Collection entries:
···

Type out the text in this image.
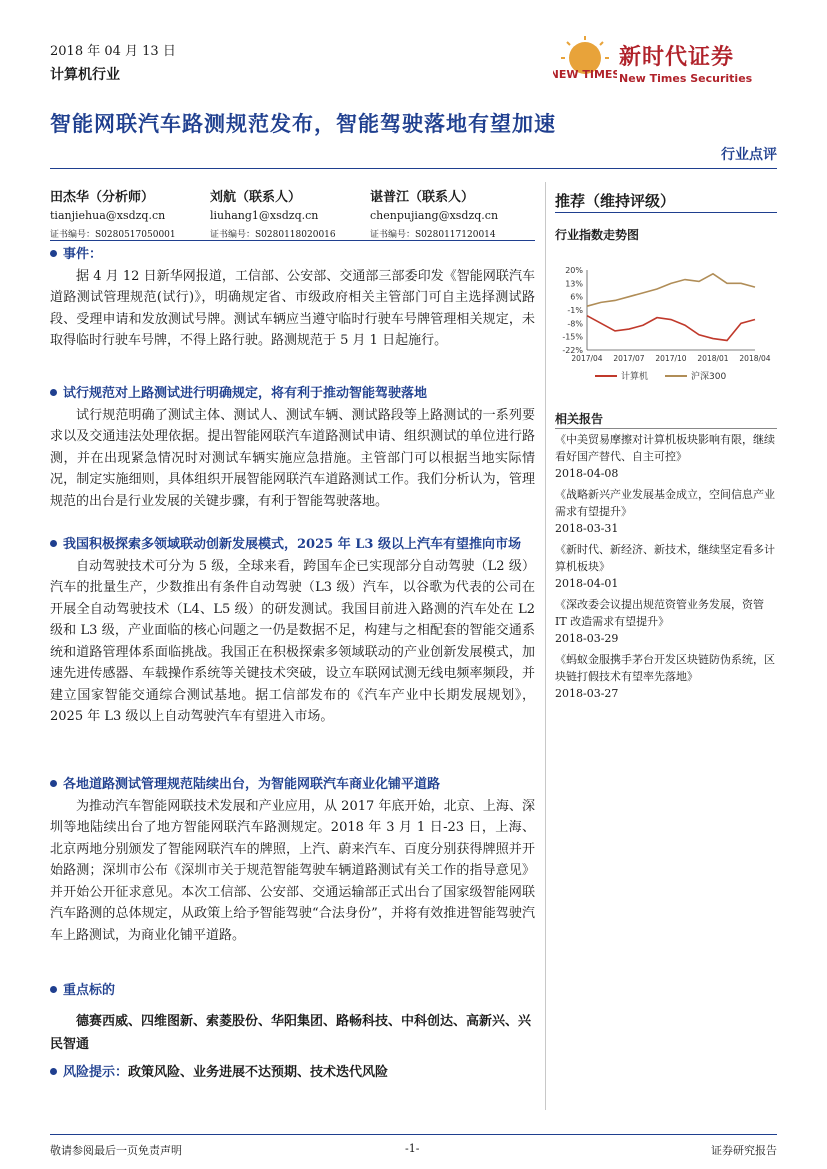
2018 年 04 月 13 日
计算机行业	NEW TIMES
新时代证券
New Times Securities
智能网联汽车路测规范发布，智能驾驶落地有望加速
行业点评
田杰华（分析师）
tianjiehua@xsdzq.cn
证书编号：S0280517050001
刘航（联系人）
liuhang1@xsdzq.cn
证书编号：S0280118020016
谌普江（联系人）
chenpujiang@xsdzq.cn
证书编号：S0280117120014
事件：
据 4 月 12 日新华网报道，工信部、公安部、交通部三部委印发《智能网联汽车道路测试管理规范(试行)》，明确规定省、市级政府相关主管部门可自主选择测试路段、受理申请和发放测试号牌。测试车辆应当遵守临时行驶车号牌管理相关规定，未取得临时行驶车号牌，不得上路行驶。路测规范于 5 月 1 日起施行。
试行规范对上路测试进行明确规定，将有利于推动智能驾驶落地
试行规范明确了测试主体、测试人、测试车辆、测试路段等上路测试的一系列要求以及交通违法处理依据。提出智能网联汽车道路测试申请、组织测试的单位进行路测，并在出现紧急情况时对测试车辆实施应急措施。主管部门可以根据当地实际情况，制定实施细则，具体组织开展智能网联汽车道路测试工作。我们分析认为，管理规范的出台是行业发展的关键步骤，有利于智能驾驶落地。
我国积极探索多领域联动创新发展模式，2025 年 L3 级以上汽车有望推向市场
自动驾驶技术可分为 5 级，全球来看，跨国车企已实现部分自动驾驶（L2 级）汽车的批量生产，少数推出有条件自动驾驶（L3 级）汽车，以谷歌为代表的公司在开展全自动驾驶技术（L4、L5 级）的研发测试。我国目前进入路测的汽车处在 L2 级和 L3 级，产业面临的核心问题之一仍是数据不足，构建与之相配套的智能交通系统和道路管理体系面临挑战。我国正在积极探索多领域联动的产业创新发展模式，加速先进传感器、车载操作系统等关键技术突破，设立车联网试测无线电频率频段，并建立国家智能交通综合测试基地。据工信部发布的《汽车产业中长期发展规划》，2025 年 L3 级以上自动驾驶汽车有望进入市场。
各地道路测试管理规范陆续出台，为智能网联汽车商业化铺平道路
为推动汽车智能网联技术发展和产业应用，从 2017 年底开始，北京、上海、深圳等地陆续出台了地方智能网联汽车路测规定。2018 年 3 月 1 日-23 日，上海、北京两地分别颁发了智能网联汽车的牌照，上汽、蔚来汽车、百度分别获得牌照并开始路测；深圳市公布《深圳市关于规范智能驾驶车辆道路测试有关工作的指导意见》并开始公开征求意见。本次工信部、公安部、交通运输部正式出台了国家级智能网联汽车路测的总体规定，从政策上给予智能驾驶“合法身份”，并将有效推进智能驾驶汽车上路测试，为商业化铺平道路。
重点标的
德赛西威、四维图新、索菱股份、华阳集团、路畅科技、中科创达、高新兴、兴民智通
风险提示：政策风险、业务进展不达预期、技术迭代风险
推荐（维持评级）
行业指数走势图
20%
13%
6%
-1%
-8%
-15%
-22%
2017/04 2017/07 2017/10 2018/01 2018/04
计算机	沪深300
相关报告
《中美贸易摩擦对计算机板块影响有限，继续看好国产替代、自主可控》
2018-04-08
《战略新兴产业发展基金成立，空间信息产业需求有望提升》
2018-03-31
《新时代、新经济、新技术，继续坚定看多计算机板块》
2018-04-01
《深改委会议提出规范资管业务发展，资管 IT 改造需求有望提升》
2018-03-29
《蚂蚁金服携手茅台开发区块链防伪系统，区块链打假技术有望率先落地》
2018-03-27
敬请参阅最后一页免责声明	-1-	证券研究报告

···

> WHAT IS NEEDED:
Print out the material word for word, omitting the pictures.

> RESULT:
Type out the text in this image.
2018 年 04 月 13 日
计算机行业	NEW TIMES
新时代证券
New Times Securities
智能网联汽车路测规范发布，智能驾驶落地有望加速
行业点评
田杰华（分析师）
tianjiehua@xsdzq.cn
证书编号：S0280517050001
刘航（联系人）
liuhang1@xsdzq.cn
证书编号：S0280118020016
谌普江（联系人）
chenpujiang@xsdzq.cn
证书编号：S0280117120014
事件：
据 4 月 12 日新华网报道，工信部、公安部、交通部三部委印发《智能网联汽车道路测试管理规范(试行)》，明确规定省、市级政府相关主管部门可自主选择测试路段、受理申请和发放测试号牌。测试车辆应当遵守临时行驶车号牌管理相关规定，未取得临时行驶车号牌，不得上路行驶。路测规范于 5 月 1 日起施行。
试行规范对上路测试进行明确规定，将有利于推动智能驾驶落地
试行规范明确了测试主体、测试人、测试车辆、测试路段等上路测试的一系列要求以及交通违法处理依据。提出智能网联汽车道路测试申请、组织测试的单位进行路测，并在出现紧急情况时对测试车辆实施应急措施。主管部门可以根据当地实际情况，制定实施细则，具体组织开展智能网联汽车道路测试工作。我们分析认为，管理规范的出台是行业发展的关键步骤，有利于智能驾驶落地。
我国积极探索多领域联动创新发展模式，2025 年 L3 级以上汽车有望推向市场
自动驾驶技术可分为 5 级，全球来看，跨国车企已实现部分自动驾驶（L2 级）汽车的批量生产，少数推出有条件自动驾驶（L3 级）汽车，以谷歌为代表的公司在开展全自动驾驶技术（L4、L5 级）的研发测试。我国目前进入路测的汽车处在 L2 级和 L3 级，产业面临的核心问题之一仍是数据不足，构建与之相配套的智能交通系统和道路管理体系面临挑战。我国正在积极探索多领域联动的产业创新发展模式，加速先进传感器、车载操作系统等关键技术突破，设立车联网试测无线电频率频段，并建立国家智能交通综合测试基地。据工信部发布的《汽车产业中长期发展规划》，2025 年 L3 级以上自动驾驶汽车有望进入市场。
各地道路测试管理规范陆续出台，为智能网联汽车商业化铺平道路
为推动汽车智能网联技术发展和产业应用，从 2017 年底开始，北京、上海、深圳等地陆续出台了地方智能网联汽车路测规定。2018 年 3 月 1 日-23 日，上海、北京两地分别颁发了智能网联汽车的牌照，上汽、蔚来汽车、百度分别获得牌照并开始路测；深圳市公布《深圳市关于规范智能驾驶车辆道路测试有关工作的指导意见》并开始公开征求意见。本次工信部、公安部、交通运输部正式出台了国家级智能网联汽车路测的总体规定，从政策上给予智能驾驶“合法身份”，并将有效推进智能驾驶汽车上路测试，为商业化铺平道路。
重点标的
德赛西威、四维图新、索菱股份、华阳集团、路畅科技、中科创达、高新兴、兴民智通
风险提示：政策风险、业务进展不达预期、技术迭代风险
推荐（维持评级）
行业指数走势图
20%
13%
6%
-1%
-8%
-15%
-22%
2017/04 2017/07 2017/10 2018/01 2018/04
计算机	沪深300
相关报告
《中美贸易摩擦对计算机板块影响有限，继续看好国产替代、自主可控》
2018-04-08
《战略新兴产业发展基金成立，空间信息产业需求有望提升》
2018-03-31
《新时代、新经济、新技术，继续坚定看多计算机板块》
2018-04-01
《深改委会议提出规范资管业务发展，资管 IT 改造需求有望提升》
2018-03-29
《蚂蚁金服携手茅台开发区块链防伪系统，区块链打假技术有望率先落地》
2018-03-27
敬请参阅最后一页免责声明	-1-	证券研究报告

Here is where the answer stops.